--- begin ---

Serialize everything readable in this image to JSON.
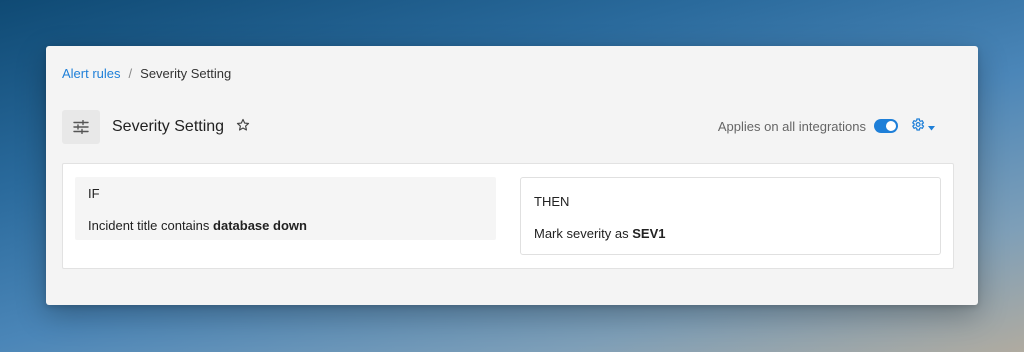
{
  "breadcrumb": {
    "parent": "Alert rules",
    "separator": "/",
    "current": "Severity Setting"
  },
  "header": {
    "icon": "sliders-icon",
    "title": "Severity Setting",
    "star_icon": "star-outline-icon",
    "applies_text": "Applies on all integrations",
    "toggle_on": true,
    "settings_icon": "gear-icon"
  },
  "rule": {
    "if": {
      "heading": "IF",
      "prefix": "Incident title contains",
      "value": "database down"
    },
    "then": {
      "heading": "THEN",
      "prefix": "Mark severity as",
      "value": "SEV1"
    }
  },
  "colors": {
    "accent": "#1e7fd8",
    "window_bg": "#f4f4f4",
    "if_bg": "#f5f5f5"
  }
}
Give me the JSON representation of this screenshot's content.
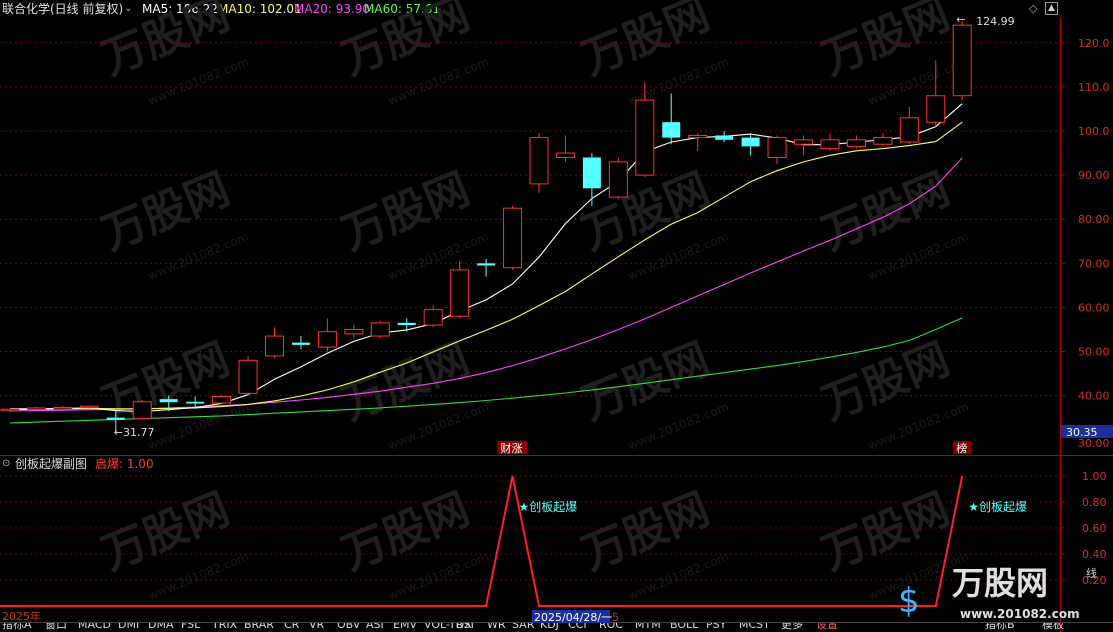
{
  "header": {
    "stock_title": "联合化学(日线 前复权)",
    "ma_lines": [
      {
        "label": "MA5: 106.22",
        "color": "#ffffff"
      },
      {
        "label": "MA10: 102.01",
        "color": "#ffff55"
      },
      {
        "label": "MA20: 93.90",
        "color": "#ff44ff"
      },
      {
        "label": "MA60: 57.61",
        "color": "#55ff55"
      }
    ]
  },
  "main_chart": {
    "y_ticks": [
      "120.0",
      "110.0",
      "100.0",
      "90.00",
      "80.00",
      "70.00",
      "60.00",
      "50.00",
      "40.00"
    ],
    "high_label": "124.99",
    "low_label": "31.77",
    "current_price": "30.35",
    "bottom_tick": "30.00",
    "event_tags": [
      "财涨",
      "榜"
    ]
  },
  "sub_chart": {
    "title": "创板起爆副图",
    "indicator": "启爆: 1.00",
    "y_ticks": [
      "1.00",
      "0.80",
      "0.60",
      "0.40",
      "0.20"
    ],
    "signal_labels": [
      "★创板起爆",
      "★创板起爆"
    ],
    "year_label": "2025年",
    "date_label": "2025/04/28/一",
    "date_suffix": "5"
  },
  "watermark": {
    "brand": "万股网",
    "url": "www.201082.com"
  },
  "tabs": [
    "指标A",
    "窗口",
    "MACD",
    "DMI",
    "DMA",
    "FSL",
    "TRIX",
    "BRAR",
    "CR",
    "VR",
    "OBV",
    "ASI",
    "EMV",
    "VOL-TDX",
    "RSI",
    "WR",
    "SAR",
    "KDJ",
    "CCI",
    "ROC",
    "MTM",
    "BOLL",
    "PSY",
    "MCST",
    "更多",
    "设置"
  ],
  "right_tabs": [
    "指标B",
    "模板"
  ],
  "right_edge_label": "线",
  "colors": {
    "up": "#ff3232",
    "down": "#54ffff",
    "grid": "#7a0000",
    "axis": "#b00000",
    "ma5": "#ffffff",
    "ma10": "#ffff55",
    "ma20": "#ff44ff",
    "ma60": "#33dd33",
    "signal": "#ff2020"
  },
  "chart_data": {
    "type": "candlestick",
    "ylim": [
      30,
      125
    ],
    "candles": [
      {
        "o": 36.6,
        "h": 37.0,
        "l": 36.2,
        "c": 36.9
      },
      {
        "o": 36.9,
        "h": 37.4,
        "l": 36.7,
        "c": 37.2
      },
      {
        "o": 37.2,
        "h": 37.6,
        "l": 36.9,
        "c": 37.3
      },
      {
        "o": 37.4,
        "h": 37.8,
        "l": 37.0,
        "c": 37.6
      },
      {
        "o": 35.0,
        "h": 36.5,
        "l": 31.77,
        "c": 34.5
      },
      {
        "o": 34.8,
        "h": 39.0,
        "l": 34.6,
        "c": 38.6
      },
      {
        "o": 39.2,
        "h": 40.0,
        "l": 36.5,
        "c": 38.5
      },
      {
        "o": 38.6,
        "h": 39.8,
        "l": 37.0,
        "c": 38.2
      },
      {
        "o": 38.3,
        "h": 40.2,
        "l": 38.0,
        "c": 39.8
      },
      {
        "o": 40.5,
        "h": 49.0,
        "l": 40.0,
        "c": 48.0
      },
      {
        "o": 49.0,
        "h": 55.5,
        "l": 48.5,
        "c": 53.5
      },
      {
        "o": 52.0,
        "h": 53.5,
        "l": 50.5,
        "c": 51.5
      },
      {
        "o": 51.0,
        "h": 57.5,
        "l": 50.0,
        "c": 54.5
      },
      {
        "o": 54.0,
        "h": 56.0,
        "l": 53.0,
        "c": 55.0
      },
      {
        "o": 53.5,
        "h": 57.0,
        "l": 53.0,
        "c": 56.5
      },
      {
        "o": 56.5,
        "h": 57.5,
        "l": 54.5,
        "c": 56.0
      },
      {
        "o": 56.0,
        "h": 60.5,
        "l": 55.5,
        "c": 59.5
      },
      {
        "o": 58.0,
        "h": 70.5,
        "l": 57.5,
        "c": 68.5
      },
      {
        "o": 70.0,
        "h": 71.0,
        "l": 67.0,
        "c": 69.5
      },
      {
        "o": 69.0,
        "h": 83.0,
        "l": 68.5,
        "c": 82.5
      },
      {
        "o": 88.0,
        "h": 99.5,
        "l": 86.0,
        "c": 98.5
      },
      {
        "o": 94.0,
        "h": 99.0,
        "l": 93.0,
        "c": 95.0
      },
      {
        "o": 94.0,
        "h": 95.0,
        "l": 83.0,
        "c": 87.0
      },
      {
        "o": 85.0,
        "h": 94.0,
        "l": 84.5,
        "c": 93.0
      },
      {
        "o": 90.0,
        "h": 111.0,
        "l": 89.5,
        "c": 107.0
      },
      {
        "o": 102.0,
        "h": 108.5,
        "l": 97.0,
        "c": 98.5
      },
      {
        "o": 98.5,
        "h": 99.5,
        "l": 95.5,
        "c": 99.0
      },
      {
        "o": 99.0,
        "h": 100.0,
        "l": 97.5,
        "c": 98.0
      },
      {
        "o": 98.5,
        "h": 99.5,
        "l": 94.5,
        "c": 96.5
      },
      {
        "o": 94.0,
        "h": 99.0,
        "l": 92.5,
        "c": 98.5
      },
      {
        "o": 97.0,
        "h": 99.0,
        "l": 94.5,
        "c": 98.0
      },
      {
        "o": 96.0,
        "h": 99.5,
        "l": 95.5,
        "c": 98.0
      },
      {
        "o": 96.5,
        "h": 99.0,
        "l": 96.0,
        "c": 98.0
      },
      {
        "o": 97.0,
        "h": 99.5,
        "l": 96.5,
        "c": 98.5
      },
      {
        "o": 97.5,
        "h": 105.5,
        "l": 97.0,
        "c": 103.0
      },
      {
        "o": 102.0,
        "h": 116.0,
        "l": 101.0,
        "c": 108.0
      },
      {
        "o": 108.0,
        "h": 124.99,
        "l": 107.0,
        "c": 124.0
      }
    ],
    "ma5": [
      37.0,
      37.0,
      37.1,
      37.2,
      36.6,
      36.4,
      36.8,
      37.3,
      38.2,
      40.2,
      43.7,
      46.5,
      49.6,
      52.3,
      54.2,
      54.9,
      56.3,
      59.2,
      61.7,
      65.3,
      71.4,
      79.0,
      84.7,
      88.6,
      95.3,
      97.5,
      98.5,
      98.8,
      99.3,
      98.4,
      96.9,
      96.9,
      97.5,
      98.0,
      98.7,
      101.0,
      106.2
    ],
    "ma10": [
      36.8,
      36.9,
      37.0,
      37.1,
      37.0,
      37.0,
      37.1,
      37.2,
      37.5,
      38.0,
      38.8,
      39.9,
      41.3,
      43.1,
      45.3,
      47.4,
      49.9,
      52.4,
      54.8,
      57.3,
      60.4,
      63.6,
      67.6,
      71.5,
      75.3,
      78.9,
      81.5,
      85.0,
      88.5,
      91.0,
      93.0,
      94.5,
      95.5,
      96.0,
      96.7,
      97.6,
      102.0
    ],
    "ma20": [
      36.5,
      36.6,
      36.7,
      36.8,
      36.9,
      37.0,
      37.2,
      37.4,
      37.7,
      38.0,
      38.5,
      39.0,
      39.6,
      40.3,
      41.0,
      41.9,
      42.8,
      43.9,
      45.2,
      46.8,
      48.6,
      50.6,
      52.7,
      55.0,
      57.4,
      60.0,
      62.6,
      65.2,
      67.8,
      70.3,
      72.8,
      75.2,
      77.8,
      80.4,
      83.5,
      87.5,
      93.9
    ],
    "ma60": [
      33.8,
      34.0,
      34.2,
      34.4,
      34.6,
      34.8,
      35.0,
      35.2,
      35.4,
      35.7,
      36.0,
      36.3,
      36.6,
      36.9,
      37.2,
      37.6,
      38.0,
      38.4,
      38.9,
      39.4,
      40.0,
      40.6,
      41.3,
      42.0,
      42.8,
      43.6,
      44.4,
      45.2,
      46.0,
      46.8,
      47.7,
      48.7,
      49.8,
      51.0,
      52.5,
      55.0,
      57.61
    ],
    "signal": [
      0,
      0,
      0,
      0,
      0,
      0,
      0,
      0,
      0,
      0,
      0,
      0,
      0,
      0,
      0,
      0,
      0,
      0,
      0,
      1,
      0,
      0,
      0,
      0,
      0,
      0,
      0,
      0,
      0,
      0,
      0,
      0,
      0,
      0,
      0,
      0,
      1
    ],
    "sub_ylim": [
      0,
      1.1
    ]
  }
}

--- end ---

Work through the data and report how many of its lines hold the word "icon", giving only the figure.

● Reply:
3